*Work to be completed*:
Count each line below that has "дорог" anywhere in it. Answer with the total alone.

*Data excerpts*:
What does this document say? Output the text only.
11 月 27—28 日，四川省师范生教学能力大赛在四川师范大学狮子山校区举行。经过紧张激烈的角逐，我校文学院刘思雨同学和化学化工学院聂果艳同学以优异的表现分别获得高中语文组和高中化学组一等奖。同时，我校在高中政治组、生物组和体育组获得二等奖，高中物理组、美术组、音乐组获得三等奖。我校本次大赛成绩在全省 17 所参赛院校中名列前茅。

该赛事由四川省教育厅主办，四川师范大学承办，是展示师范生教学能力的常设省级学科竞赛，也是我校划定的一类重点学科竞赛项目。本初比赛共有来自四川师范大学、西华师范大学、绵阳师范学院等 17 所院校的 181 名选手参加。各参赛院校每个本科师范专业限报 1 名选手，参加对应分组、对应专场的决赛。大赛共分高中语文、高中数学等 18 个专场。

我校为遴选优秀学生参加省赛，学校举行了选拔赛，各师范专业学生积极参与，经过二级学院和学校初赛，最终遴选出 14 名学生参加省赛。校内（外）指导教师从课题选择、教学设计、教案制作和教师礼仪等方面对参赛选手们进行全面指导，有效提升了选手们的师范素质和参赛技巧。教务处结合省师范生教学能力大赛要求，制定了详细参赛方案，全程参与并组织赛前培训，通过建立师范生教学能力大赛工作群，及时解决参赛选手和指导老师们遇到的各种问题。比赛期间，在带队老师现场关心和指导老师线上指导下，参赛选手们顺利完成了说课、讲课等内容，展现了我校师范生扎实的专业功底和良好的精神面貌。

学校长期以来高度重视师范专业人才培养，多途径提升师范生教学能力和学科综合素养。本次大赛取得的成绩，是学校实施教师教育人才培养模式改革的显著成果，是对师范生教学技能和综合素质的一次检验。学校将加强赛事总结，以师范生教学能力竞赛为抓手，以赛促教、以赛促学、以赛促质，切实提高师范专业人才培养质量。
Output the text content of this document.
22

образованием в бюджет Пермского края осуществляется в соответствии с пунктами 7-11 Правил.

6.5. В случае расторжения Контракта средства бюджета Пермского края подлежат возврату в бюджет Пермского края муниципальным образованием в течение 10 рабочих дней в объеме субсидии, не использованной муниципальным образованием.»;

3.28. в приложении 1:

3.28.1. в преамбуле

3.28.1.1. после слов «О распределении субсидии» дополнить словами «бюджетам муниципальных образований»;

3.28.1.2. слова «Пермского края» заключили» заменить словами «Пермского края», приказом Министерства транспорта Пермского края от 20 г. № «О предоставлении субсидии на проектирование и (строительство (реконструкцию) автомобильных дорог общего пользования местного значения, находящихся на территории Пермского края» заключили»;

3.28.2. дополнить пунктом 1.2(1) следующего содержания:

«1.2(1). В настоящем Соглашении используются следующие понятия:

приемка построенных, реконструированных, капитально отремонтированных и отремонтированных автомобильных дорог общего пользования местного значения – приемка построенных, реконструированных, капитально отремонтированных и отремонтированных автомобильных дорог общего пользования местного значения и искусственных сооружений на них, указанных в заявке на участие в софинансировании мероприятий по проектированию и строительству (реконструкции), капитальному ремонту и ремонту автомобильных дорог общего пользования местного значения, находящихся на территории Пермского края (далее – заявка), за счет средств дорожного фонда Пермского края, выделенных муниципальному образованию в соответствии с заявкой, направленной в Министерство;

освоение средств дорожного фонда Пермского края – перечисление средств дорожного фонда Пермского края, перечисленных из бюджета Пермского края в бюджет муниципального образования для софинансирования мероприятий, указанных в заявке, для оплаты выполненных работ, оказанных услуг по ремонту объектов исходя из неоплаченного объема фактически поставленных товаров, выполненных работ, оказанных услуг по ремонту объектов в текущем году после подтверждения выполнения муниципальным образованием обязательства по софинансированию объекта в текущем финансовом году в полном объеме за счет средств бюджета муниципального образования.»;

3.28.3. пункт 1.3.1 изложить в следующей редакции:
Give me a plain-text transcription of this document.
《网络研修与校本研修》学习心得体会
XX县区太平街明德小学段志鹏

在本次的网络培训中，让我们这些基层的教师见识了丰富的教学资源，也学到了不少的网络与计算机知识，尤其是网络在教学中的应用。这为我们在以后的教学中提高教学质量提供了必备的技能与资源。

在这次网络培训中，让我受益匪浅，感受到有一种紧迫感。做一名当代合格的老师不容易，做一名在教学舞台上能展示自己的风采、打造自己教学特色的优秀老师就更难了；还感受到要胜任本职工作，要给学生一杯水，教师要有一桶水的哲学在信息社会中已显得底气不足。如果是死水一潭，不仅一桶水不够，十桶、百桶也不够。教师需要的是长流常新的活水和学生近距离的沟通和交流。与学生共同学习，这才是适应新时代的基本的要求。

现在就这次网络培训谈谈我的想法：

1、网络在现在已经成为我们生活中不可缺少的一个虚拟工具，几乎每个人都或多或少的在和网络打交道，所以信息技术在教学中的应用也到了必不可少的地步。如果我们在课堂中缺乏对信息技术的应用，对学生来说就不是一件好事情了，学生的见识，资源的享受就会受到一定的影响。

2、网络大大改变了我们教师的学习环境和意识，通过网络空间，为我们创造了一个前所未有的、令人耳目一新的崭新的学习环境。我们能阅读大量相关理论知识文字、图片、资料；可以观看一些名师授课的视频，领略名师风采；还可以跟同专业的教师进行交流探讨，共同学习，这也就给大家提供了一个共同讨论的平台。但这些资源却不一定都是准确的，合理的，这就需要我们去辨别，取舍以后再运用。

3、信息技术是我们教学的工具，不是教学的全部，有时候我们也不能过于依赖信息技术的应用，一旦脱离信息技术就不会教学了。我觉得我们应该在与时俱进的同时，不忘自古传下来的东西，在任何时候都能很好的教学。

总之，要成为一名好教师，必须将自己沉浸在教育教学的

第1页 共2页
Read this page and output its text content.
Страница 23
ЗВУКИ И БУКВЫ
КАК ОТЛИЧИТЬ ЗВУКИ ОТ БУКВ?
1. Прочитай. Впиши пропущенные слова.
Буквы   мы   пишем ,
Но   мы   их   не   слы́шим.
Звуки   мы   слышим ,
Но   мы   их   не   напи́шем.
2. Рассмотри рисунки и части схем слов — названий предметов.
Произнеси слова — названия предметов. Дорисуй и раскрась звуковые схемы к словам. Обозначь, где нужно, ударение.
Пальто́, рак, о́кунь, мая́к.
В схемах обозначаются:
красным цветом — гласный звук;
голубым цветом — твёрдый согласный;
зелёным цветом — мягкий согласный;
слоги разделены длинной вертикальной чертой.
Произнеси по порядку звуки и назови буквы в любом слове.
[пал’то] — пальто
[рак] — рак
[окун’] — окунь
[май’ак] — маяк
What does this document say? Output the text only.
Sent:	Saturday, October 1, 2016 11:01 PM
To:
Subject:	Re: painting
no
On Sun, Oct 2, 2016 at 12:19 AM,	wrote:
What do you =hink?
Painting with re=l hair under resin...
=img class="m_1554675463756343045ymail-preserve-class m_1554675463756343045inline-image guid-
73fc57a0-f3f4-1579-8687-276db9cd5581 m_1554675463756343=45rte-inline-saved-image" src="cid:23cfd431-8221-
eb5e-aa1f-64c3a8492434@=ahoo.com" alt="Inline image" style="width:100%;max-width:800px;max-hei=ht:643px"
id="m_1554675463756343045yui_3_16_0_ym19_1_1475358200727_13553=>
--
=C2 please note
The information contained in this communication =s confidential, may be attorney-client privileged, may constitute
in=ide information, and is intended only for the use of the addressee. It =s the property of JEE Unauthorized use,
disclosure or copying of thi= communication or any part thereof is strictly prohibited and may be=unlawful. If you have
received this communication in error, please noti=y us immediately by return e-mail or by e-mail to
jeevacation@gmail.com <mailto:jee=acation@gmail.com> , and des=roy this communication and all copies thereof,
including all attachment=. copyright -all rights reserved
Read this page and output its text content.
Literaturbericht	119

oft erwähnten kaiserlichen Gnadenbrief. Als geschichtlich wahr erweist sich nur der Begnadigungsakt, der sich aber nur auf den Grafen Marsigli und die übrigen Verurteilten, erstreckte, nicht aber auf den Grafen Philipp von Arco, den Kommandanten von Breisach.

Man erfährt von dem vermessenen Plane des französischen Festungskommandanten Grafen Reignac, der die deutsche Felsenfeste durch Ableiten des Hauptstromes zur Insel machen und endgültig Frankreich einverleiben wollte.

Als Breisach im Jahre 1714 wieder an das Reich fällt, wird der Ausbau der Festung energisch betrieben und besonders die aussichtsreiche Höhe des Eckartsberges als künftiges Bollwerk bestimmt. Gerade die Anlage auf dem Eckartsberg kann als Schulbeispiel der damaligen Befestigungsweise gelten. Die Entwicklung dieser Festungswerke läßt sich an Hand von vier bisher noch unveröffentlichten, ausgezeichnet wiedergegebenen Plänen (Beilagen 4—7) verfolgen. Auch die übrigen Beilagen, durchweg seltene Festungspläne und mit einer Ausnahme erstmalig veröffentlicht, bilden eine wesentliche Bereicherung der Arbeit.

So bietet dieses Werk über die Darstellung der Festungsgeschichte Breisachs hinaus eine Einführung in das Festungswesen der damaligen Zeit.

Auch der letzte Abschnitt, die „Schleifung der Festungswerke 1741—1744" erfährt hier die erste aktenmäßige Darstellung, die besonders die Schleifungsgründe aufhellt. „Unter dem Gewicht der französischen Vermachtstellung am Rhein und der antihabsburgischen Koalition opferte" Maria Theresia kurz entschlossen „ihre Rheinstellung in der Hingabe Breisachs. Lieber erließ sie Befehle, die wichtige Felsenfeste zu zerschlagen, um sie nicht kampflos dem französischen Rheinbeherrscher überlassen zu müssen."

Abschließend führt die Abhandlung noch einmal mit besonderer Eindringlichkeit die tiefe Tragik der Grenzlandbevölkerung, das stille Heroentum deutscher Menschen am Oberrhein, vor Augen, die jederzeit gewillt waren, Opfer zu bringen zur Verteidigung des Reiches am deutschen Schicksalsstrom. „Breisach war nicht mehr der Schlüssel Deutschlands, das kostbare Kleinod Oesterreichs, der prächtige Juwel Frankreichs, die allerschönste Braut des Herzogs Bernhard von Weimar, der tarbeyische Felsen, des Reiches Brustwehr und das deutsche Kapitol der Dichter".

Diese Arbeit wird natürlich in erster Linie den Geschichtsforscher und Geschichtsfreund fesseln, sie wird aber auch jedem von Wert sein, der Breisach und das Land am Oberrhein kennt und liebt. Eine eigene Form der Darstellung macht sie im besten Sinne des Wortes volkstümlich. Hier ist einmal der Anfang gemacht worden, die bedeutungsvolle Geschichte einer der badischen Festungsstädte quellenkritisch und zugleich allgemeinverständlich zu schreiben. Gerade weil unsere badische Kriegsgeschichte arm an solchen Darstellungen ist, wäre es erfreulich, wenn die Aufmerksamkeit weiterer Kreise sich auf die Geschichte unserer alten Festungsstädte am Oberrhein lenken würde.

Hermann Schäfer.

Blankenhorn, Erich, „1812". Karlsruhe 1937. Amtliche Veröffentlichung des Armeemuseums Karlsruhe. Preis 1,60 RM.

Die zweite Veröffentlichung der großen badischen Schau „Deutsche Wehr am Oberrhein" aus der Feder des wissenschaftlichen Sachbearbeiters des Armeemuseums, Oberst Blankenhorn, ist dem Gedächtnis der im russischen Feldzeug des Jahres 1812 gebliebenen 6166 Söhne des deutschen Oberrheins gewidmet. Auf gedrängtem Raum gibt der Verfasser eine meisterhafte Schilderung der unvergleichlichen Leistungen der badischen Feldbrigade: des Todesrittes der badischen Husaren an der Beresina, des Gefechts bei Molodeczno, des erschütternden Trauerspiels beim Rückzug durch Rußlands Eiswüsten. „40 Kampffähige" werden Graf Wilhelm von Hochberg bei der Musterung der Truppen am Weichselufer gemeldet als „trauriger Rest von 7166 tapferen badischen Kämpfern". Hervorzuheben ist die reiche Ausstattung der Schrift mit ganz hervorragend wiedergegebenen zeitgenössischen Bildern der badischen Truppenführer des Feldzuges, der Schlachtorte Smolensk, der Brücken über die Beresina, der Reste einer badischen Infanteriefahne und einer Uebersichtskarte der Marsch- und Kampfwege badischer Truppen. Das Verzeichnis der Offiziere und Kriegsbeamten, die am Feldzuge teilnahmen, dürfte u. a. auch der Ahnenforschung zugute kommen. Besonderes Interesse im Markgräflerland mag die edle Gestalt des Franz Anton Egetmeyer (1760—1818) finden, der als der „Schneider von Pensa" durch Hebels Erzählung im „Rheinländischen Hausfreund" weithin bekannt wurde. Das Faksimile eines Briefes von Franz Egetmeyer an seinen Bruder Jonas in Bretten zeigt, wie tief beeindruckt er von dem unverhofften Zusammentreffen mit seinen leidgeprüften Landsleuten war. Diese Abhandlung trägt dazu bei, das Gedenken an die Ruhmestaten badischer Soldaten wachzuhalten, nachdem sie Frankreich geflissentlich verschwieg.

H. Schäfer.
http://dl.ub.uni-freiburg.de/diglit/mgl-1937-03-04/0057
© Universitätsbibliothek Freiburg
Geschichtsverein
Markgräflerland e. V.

*Full output*:
2